Texte fourni:
Dans une lettre adressée à la France le 31 mars dernier, la Commission européenne chargée de la validation des plans stratégiques nationaux (PSN) proposés par les États membres dans l’objectif de décliner la prochaine politique agricole commune pour la période 2023-2027, lui fait part de ses observations. La France, qui disposait de trois semaines pour réagir à ce courrier et notamment intégrer dans le PSN les conséquences de la guerre en Ukraine, a élaboré une réponse intermédiaire dans un courrier du ministre de l’agriculture du 22 avril.
Les observations argumentées de la Commission européenne
La Commission européenne invite le gouvernement français, comme les autres États membres, à revoir son Plan Stratégique national (PSN) en tenant compte du contexte de l’invasion de l’Ukraine par la Russie qui a pour effet, notamment, de provoquer une flambée généralisée des produits de base, mais en tenant compte également des crises climatiques et de la biodiversité. A ce titre, elle demande que soient retenus trois objectifs visant à :
– renforcer la résilience du secteur agricole de l’Union européenne ;
– réduire sa dépendance aux engrais de synthèse et augmenter la production d’énergie renouvelable ;
– transformer sa capacité de production en favorisant des méthodes de production plus durables.
Tout en relevant que le PSN de la France couvre tous les objectifs de la PAC et présente une logique d’intervention claire ainsi qu’une véritable simplification par rapport à la période de programmation 2014-2022, la Commission, dans ce courrier accompagné d’une annexe de 34 pages, ne ménage pas ses critiques sur plusieurs points clés.

Exercice 1:
Recopiez mot pour mot le passage du texte sur le plan stratégique national français qui va de « Dans une lettre » jusqu'à « du 22 avril. ».

Relevé des contours d'éléments:

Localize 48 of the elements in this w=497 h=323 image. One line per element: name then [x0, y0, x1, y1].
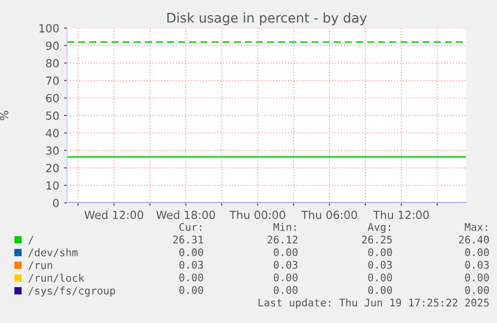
text: 0.00 [179, 273, 204, 282]
legend-label: /run/lock [28, 274, 84, 283]
text: 0.00 [274, 273, 298, 282]
x-tick-label: Thu 12:00 [373, 210, 429, 220]
text: 0.00 [465, 286, 489, 294]
chart-title: Disk usage in percent - by day [167, 12, 367, 26]
y-tick-label: 60 [46, 94, 59, 102]
y-tick-label: 50 [46, 111, 59, 120]
text: Max: [464, 223, 488, 231]
y-tick-label: 0 [53, 198, 59, 208]
text: Last update: Thu Jun 19 17:25:22 2025 [258, 298, 489, 309]
text: 0.03 [179, 260, 203, 269]
text: 0.00 [179, 286, 204, 294]
text: Min: [274, 222, 296, 231]
text: Avg: [368, 223, 390, 233]
y-tick-label: 20 [46, 164, 59, 172]
text: 0.00 [274, 286, 298, 294]
y-tick-label: 10 [46, 181, 59, 190]
y-tick-label: 40 [46, 128, 59, 138]
text: 26.31 [173, 236, 204, 244]
text: Cur: [179, 223, 202, 231]
text: 26.40 [458, 236, 489, 244]
legend-label: /sys/fs/cgroup [28, 286, 116, 297]
text: 0.00 [368, 286, 392, 294]
text: 0.00 [274, 248, 298, 256]
y-tick-label: 90 [46, 42, 59, 50]
text: 0.03 [274, 260, 298, 269]
text: 0.00 [465, 273, 489, 282]
text: 0.00 [465, 248, 489, 256]
y-tick-label: 70 [46, 76, 59, 85]
y-axis-title: % [0, 110, 8, 120]
text: 26.25 [362, 236, 392, 244]
legend-label: / [28, 236, 34, 244]
text: 0.03 [465, 260, 489, 269]
y-tick-label: 80 [46, 59, 59, 68]
text: 0.03 [368, 260, 392, 269]
x-tick-label: Wed 12:00 [84, 210, 144, 220]
x-tick-label: Thu 00:00 [229, 210, 286, 220]
y-tick-label: 100 [39, 24, 59, 32]
y-tick-label: 30 [46, 146, 59, 155]
text: 0.00 [179, 248, 204, 256]
text: 0.00 [368, 273, 392, 282]
legend-label: /dev/shm [28, 248, 78, 258]
text: 26.12 [268, 236, 298, 244]
text: 0.00 [368, 248, 392, 256]
x-tick-label: Wed 18:00 [156, 210, 215, 220]
legend-label: /run [28, 261, 52, 270]
x-tick-label: Thu 06:00 [301, 210, 357, 220]
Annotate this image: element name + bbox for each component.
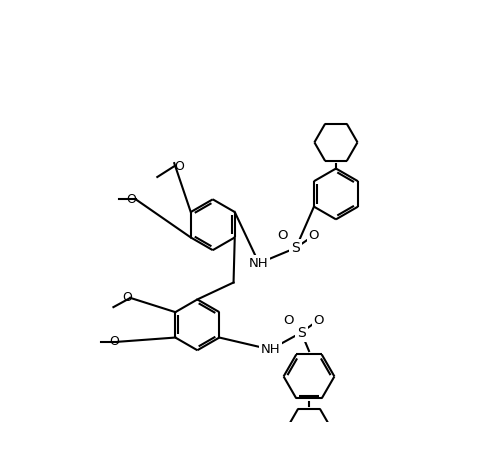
Text: O: O (277, 229, 287, 242)
Text: NH: NH (249, 257, 269, 270)
Text: S: S (297, 326, 306, 339)
Text: O: O (308, 229, 319, 242)
Text: O: O (283, 314, 294, 327)
Text: O: O (126, 193, 136, 206)
Text: O: O (174, 160, 184, 173)
Text: O: O (122, 292, 132, 304)
Text: O: O (313, 314, 324, 327)
Text: S: S (292, 241, 300, 255)
Text: NH: NH (261, 343, 280, 356)
Text: O: O (109, 335, 120, 348)
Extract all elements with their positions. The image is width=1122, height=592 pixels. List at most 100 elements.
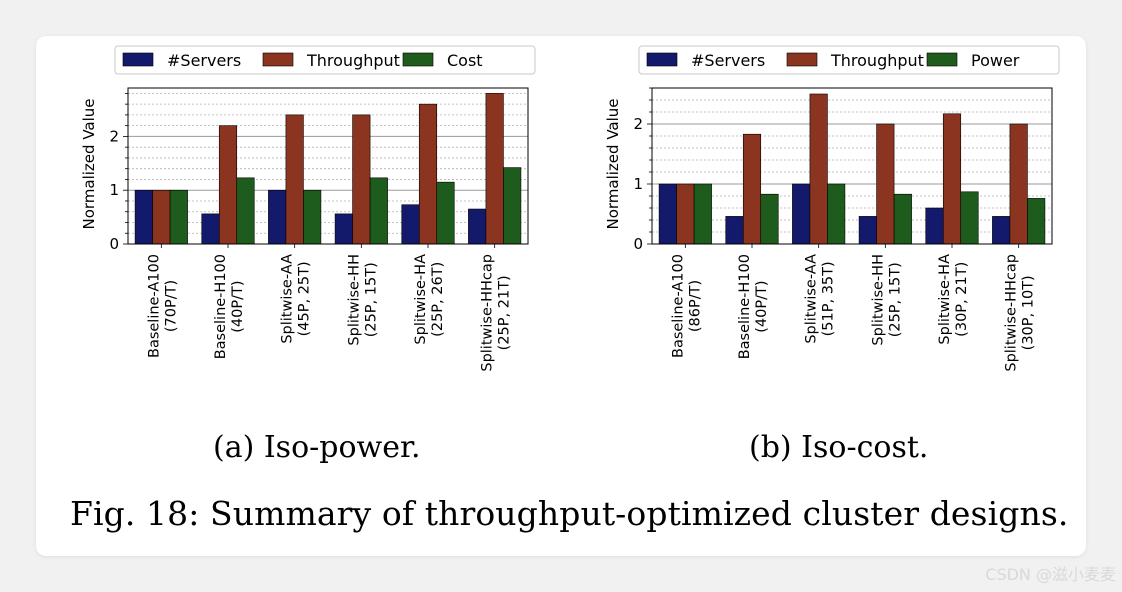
bar-throughput-3 bbox=[876, 123, 895, 245]
legend: #Servers Throughput Cost bbox=[114, 45, 536, 75]
x-category-line: Splitwise-HHcap bbox=[1004, 254, 1020, 372]
x-category-line: (25P, 15T) bbox=[887, 262, 903, 337]
x-category-label: Splitwise-HA(25P, 26T) bbox=[413, 254, 446, 345]
subcaption-a: (a) Iso-power. bbox=[213, 430, 421, 465]
bar-servers-5 bbox=[992, 216, 1011, 245]
bar-cost-2 bbox=[303, 189, 322, 245]
y-ticks bbox=[647, 87, 652, 245]
watermark: CSDN @滋小麦麦 bbox=[985, 565, 1116, 584]
x-category-line: (51P, 35T) bbox=[821, 261, 837, 336]
y-tick-label: 2 bbox=[633, 115, 643, 133]
x-category-line: Splitwise-AA bbox=[804, 254, 820, 344]
y-tick-label: 1 bbox=[633, 175, 643, 193]
x-category-label: Baseline-H100(40P/T) bbox=[737, 254, 770, 359]
legend-label: #Servers bbox=[167, 51, 241, 70]
bar-servers-3 bbox=[334, 213, 353, 245]
bar-throughput-2 bbox=[809, 93, 828, 245]
y-tick-label: 0 bbox=[633, 235, 643, 253]
x-category-label: Splitwise-HH(25P, 15T) bbox=[346, 254, 379, 346]
legend-label: Throughput bbox=[306, 51, 400, 70]
x-category-line: (25P, 15T) bbox=[363, 262, 379, 337]
bar-throughput-5 bbox=[1009, 123, 1028, 245]
x-category-line: Splitwise-HH bbox=[870, 254, 886, 346]
legend-swatch bbox=[926, 52, 958, 67]
bar-power-0 bbox=[693, 183, 712, 245]
x-category-line: Splitwise-HA bbox=[937, 254, 953, 345]
figure-card bbox=[36, 36, 1086, 556]
x-category-line: Splitwise-AA bbox=[280, 254, 296, 344]
x-category-line: Baseline-H100 bbox=[737, 254, 753, 359]
legend-swatch bbox=[262, 52, 294, 67]
bar-throughput-2 bbox=[285, 114, 304, 245]
plot-frame bbox=[127, 87, 529, 245]
x-category-label: Splitwise-HHcap(30P, 10T) bbox=[1004, 254, 1037, 372]
bar-servers-2 bbox=[268, 189, 287, 245]
bar-throughput-1 bbox=[742, 133, 762, 245]
bar-throughput-4 bbox=[942, 113, 962, 245]
x-category-line: Baseline-H100 bbox=[213, 254, 229, 359]
bar-servers-0 bbox=[658, 183, 677, 245]
bar-throughput-3 bbox=[352, 114, 371, 245]
bar-cost-4 bbox=[436, 181, 455, 245]
bar-throughput-5 bbox=[485, 93, 504, 245]
legend-swatch bbox=[402, 52, 434, 67]
x-category-label: Baseline-A100(86P/T) bbox=[670, 254, 703, 358]
bar-servers-3 bbox=[858, 216, 877, 245]
y-tick-label: 2 bbox=[109, 127, 119, 145]
bar-power-2 bbox=[827, 183, 846, 245]
y-tick-label: 1 bbox=[109, 181, 119, 199]
bar-throughput-0 bbox=[152, 189, 171, 245]
y-tick-label: 0 bbox=[109, 235, 119, 253]
x-category-line: Splitwise-HA bbox=[413, 254, 429, 345]
x-category-label: Baseline-A100(70P/T) bbox=[146, 254, 179, 358]
bar-throughput-4 bbox=[418, 103, 438, 245]
y-axis-title: Normalized Value bbox=[604, 98, 622, 229]
bar-servers-0 bbox=[134, 189, 153, 245]
x-category-line: (86P/T) bbox=[687, 280, 703, 332]
bar-power-3 bbox=[893, 193, 912, 245]
bars bbox=[134, 93, 522, 245]
x-category-line: (25P, 26T) bbox=[430, 262, 446, 337]
x-category-line: Splitwise-HHcap bbox=[480, 254, 496, 372]
bar-power-5 bbox=[1027, 198, 1046, 245]
legend-swatch bbox=[122, 52, 154, 67]
x-category-line: (30P, 21T) bbox=[954, 262, 970, 337]
x-category-label: Baseline-H100(40P/T) bbox=[213, 254, 246, 359]
legend-label: Cost bbox=[447, 51, 483, 70]
x-category-line: Splitwise-HH bbox=[346, 254, 362, 346]
x-category-line: (70P/T) bbox=[163, 280, 179, 332]
bar-servers-4 bbox=[401, 204, 420, 245]
bar-power-4 bbox=[960, 191, 979, 245]
bar-power-1 bbox=[760, 193, 779, 245]
legend: #Servers Throughput Power bbox=[638, 45, 1060, 75]
y-ticks bbox=[123, 92, 128, 245]
x-category-line: (40P/T) bbox=[754, 281, 770, 333]
x-category-line: (40P/T) bbox=[230, 281, 246, 333]
x-category-label: Splitwise-HA(30P, 21T) bbox=[937, 254, 970, 345]
figure-caption: Fig. 18: Summary of throughput-optimized… bbox=[70, 494, 1069, 533]
subcaption-b: (b) Iso-cost. bbox=[749, 430, 929, 465]
bar-cost-5 bbox=[503, 167, 522, 245]
bar-cost-0 bbox=[169, 189, 188, 245]
x-category-line: Baseline-A100 bbox=[670, 254, 686, 358]
bar-cost-1 bbox=[236, 177, 255, 245]
bar-cost-3 bbox=[369, 177, 388, 245]
bar-servers-2 bbox=[792, 183, 811, 245]
x-category-label: Splitwise-AA(45P, 25T) bbox=[280, 254, 313, 344]
y-axis-title: Normalized Value bbox=[80, 98, 98, 229]
plot-frame bbox=[651, 87, 1053, 245]
bar-servers-5 bbox=[468, 208, 487, 245]
bar-servers-1 bbox=[725, 216, 744, 245]
legend-label: #Servers bbox=[691, 51, 765, 70]
bar-throughput-1 bbox=[218, 125, 238, 245]
legend-label: Throughput bbox=[830, 51, 924, 70]
x-category-line: Baseline-A100 bbox=[146, 254, 162, 358]
bars bbox=[658, 93, 1046, 245]
x-category-label: Splitwise-AA(51P, 35T) bbox=[804, 254, 837, 344]
x-category-line: (25P, 21T) bbox=[497, 275, 513, 350]
gridlines bbox=[652, 99, 1052, 233]
x-category-line: (30P, 10T) bbox=[1021, 275, 1037, 350]
bar-throughput-0 bbox=[676, 183, 695, 245]
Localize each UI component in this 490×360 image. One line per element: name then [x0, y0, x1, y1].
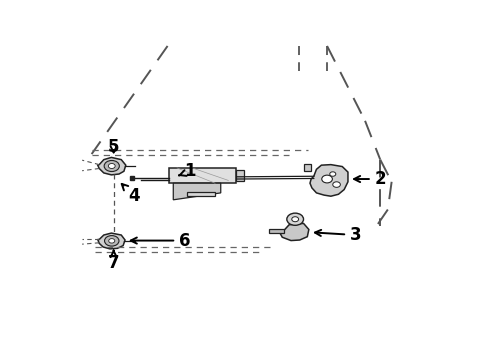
Circle shape — [287, 213, 303, 225]
Circle shape — [104, 161, 120, 172]
Circle shape — [104, 235, 119, 246]
Bar — [170, 168, 236, 183]
Circle shape — [330, 172, 336, 176]
Polygon shape — [98, 157, 126, 175]
Text: 3: 3 — [315, 226, 362, 244]
Bar — [236, 170, 245, 181]
Circle shape — [333, 182, 341, 187]
Polygon shape — [98, 233, 125, 249]
Text: 5: 5 — [108, 138, 120, 156]
Text: 1: 1 — [179, 162, 196, 180]
Text: 6: 6 — [131, 231, 191, 249]
Circle shape — [108, 163, 115, 168]
Circle shape — [292, 217, 298, 222]
Text: 7: 7 — [108, 251, 120, 272]
Bar — [187, 192, 215, 196]
Bar — [270, 229, 284, 233]
Circle shape — [109, 239, 115, 243]
Circle shape — [322, 175, 332, 183]
Polygon shape — [310, 165, 348, 196]
Bar — [304, 163, 311, 171]
Text: 2: 2 — [354, 170, 386, 188]
Polygon shape — [173, 183, 220, 200]
Text: 4: 4 — [122, 184, 140, 205]
Polygon shape — [280, 223, 309, 240]
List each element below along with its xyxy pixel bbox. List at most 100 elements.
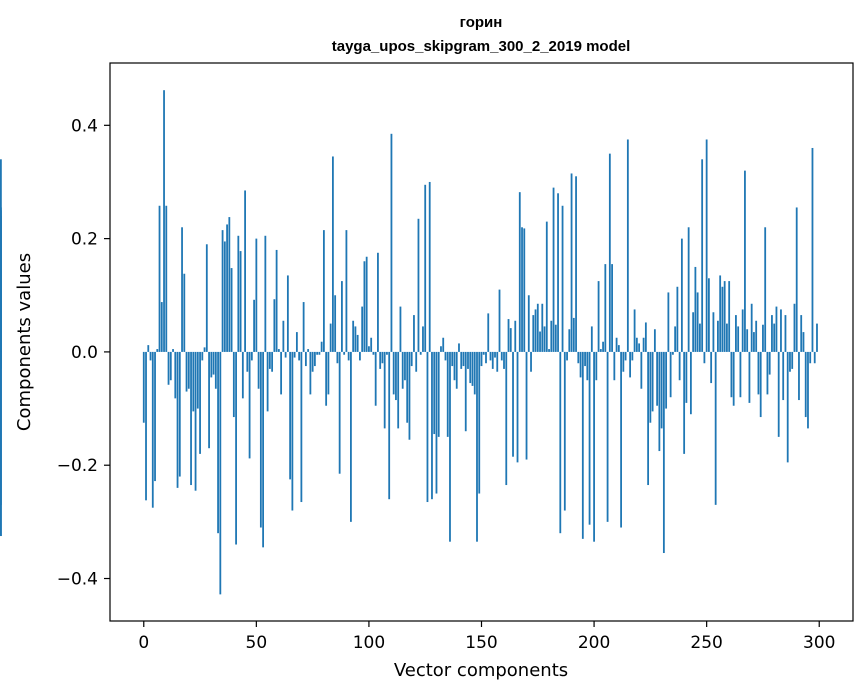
bar-114 [399,306,402,352]
bar-102 [372,351,375,355]
bar-204 [602,341,604,352]
bar-233 [667,292,670,352]
bar-299 [816,323,818,352]
bar-14 [174,351,177,399]
bar-70 [300,351,303,503]
bar-166 [516,351,519,463]
bar-218 [633,309,636,352]
bar-199 [590,326,593,352]
bar-141 [460,351,463,369]
bar-251 [708,278,710,352]
bar-26 [201,351,204,361]
bar-97 [361,306,364,352]
y-tick-label: 0.4 [71,116,98,136]
bar-163 [509,328,512,352]
bar-96 [359,351,361,361]
bar-213 [622,351,625,372]
bar-136 [449,351,451,542]
bar-260 [728,281,731,352]
bar-239 [680,238,683,352]
bar-119 [410,351,413,367]
bar-240 [683,351,686,454]
bar-167 [518,192,521,352]
bar-24 [196,351,199,409]
bar-117 [406,351,409,423]
bar-249 [703,351,706,364]
bar-89 [343,351,346,355]
bar-220 [638,343,641,352]
bar-27 [203,347,206,352]
bar-295 [807,351,809,429]
bar-171 [527,295,530,352]
bar-247 [699,323,701,352]
bar-208 [611,264,613,352]
bar-229 [658,351,661,452]
bar-156 [494,351,496,358]
bar-83 [329,323,332,352]
bar-281 [775,306,778,352]
bar-139 [455,351,458,389]
bar-266 [741,309,744,352]
bar-150 [480,351,483,367]
bar-33 [217,351,219,534]
bar-243 [689,351,692,415]
bar-13 [172,349,174,352]
bar-227 [653,329,656,352]
bar-198 [588,351,591,525]
bar-206 [606,351,609,522]
bar-9 [163,90,165,352]
bar-82 [327,351,330,395]
bar-138 [453,351,456,381]
bar-187 [563,351,566,511]
bar-145 [469,351,472,384]
bar-296 [809,351,812,364]
bar-286 [786,351,789,463]
bar-234 [669,351,672,398]
bar-222 [642,337,645,352]
x-tick-label: 50 [246,633,268,653]
bar-297 [811,147,814,352]
bar-237 [676,286,679,352]
bar-140 [458,343,460,352]
bar-53 [262,351,264,548]
bar-287 [789,351,791,372]
bar-184 [557,193,559,352]
bar-224 [647,351,650,486]
bar-48 [250,351,253,361]
bar-277 [766,351,769,395]
bar-67 [293,351,296,358]
bar-95 [356,334,359,352]
bar-79 [320,341,323,352]
bar-236 [674,326,677,352]
bar-108 [386,351,388,355]
bar-81 [325,351,328,406]
bar-211 [617,345,620,352]
bar-60 [277,349,280,352]
bar-288 [791,351,794,369]
bar-244 [692,312,695,352]
y-tick-label: 0.2 [71,230,98,250]
bar-161 [505,351,508,486]
bar-144 [467,351,469,369]
bar-155 [491,351,494,369]
bar-41 [235,351,237,545]
bar-292 [800,315,803,352]
x-tick-label: 300 [803,633,835,653]
bar-68 [295,332,298,352]
bar-series [0,90,818,595]
bar-94 [354,326,357,352]
bar-107 [383,351,386,429]
bar-16 [178,351,181,477]
bar-298 [813,351,816,364]
bar-151 [482,351,485,355]
bar-40 [232,351,235,418]
bar-80 [322,230,325,352]
bar-149 [478,351,481,494]
bar-221 [640,351,643,389]
bar-76 [313,351,316,367]
bar-50 [255,238,258,352]
bar-4 [151,351,154,508]
bar-265 [739,351,742,398]
bar-92 [350,351,352,522]
bar-45 [244,190,246,352]
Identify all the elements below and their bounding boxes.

Exercice 2:
Reproduisez à l'identique, dans le relevé, les lignes allant de celle qui contient « text: 0.00 [179, 273, 204, 282] » jusqu'à celle qui contient « text: Max: [464, 223, 488, 231] », ces deux lignes comprises.

Corrigé 1:
Dans une lettre adressée à la France le 31 mars dernier, la Commission européenne chargée de la validation des plans stratégiques nationaux (PSN) proposés par les États membres dans l’objectif de décliner la prochaine politique agricole commune pour la période 2023-2027, lui fait part de ses observations. La France, qui disposait de trois semaines pour réagir à ce courrier et notamment intégrer dans le PSN les conséquences de la guerre en Ukraine, a élaboré une réponse intermédiaire dans un courrier du ministre de l’agriculture du 22 avril.

Corrigé 2:
text: 0.00 [179, 273, 204, 282]
legend-label: /run/lock [28, 274, 84, 283]
text: 0.00 [274, 273, 298, 282]
x-tick-label: Thu 12:00 [373, 210, 429, 220]
text: 0.00 [465, 286, 489, 294]
chart-title: Disk usage in percent - by day [167, 12, 367, 26]
y-tick-label: 60 [46, 94, 59, 102]
y-tick-label: 50 [46, 111, 59, 120]
text: Max: [464, 223, 488, 231]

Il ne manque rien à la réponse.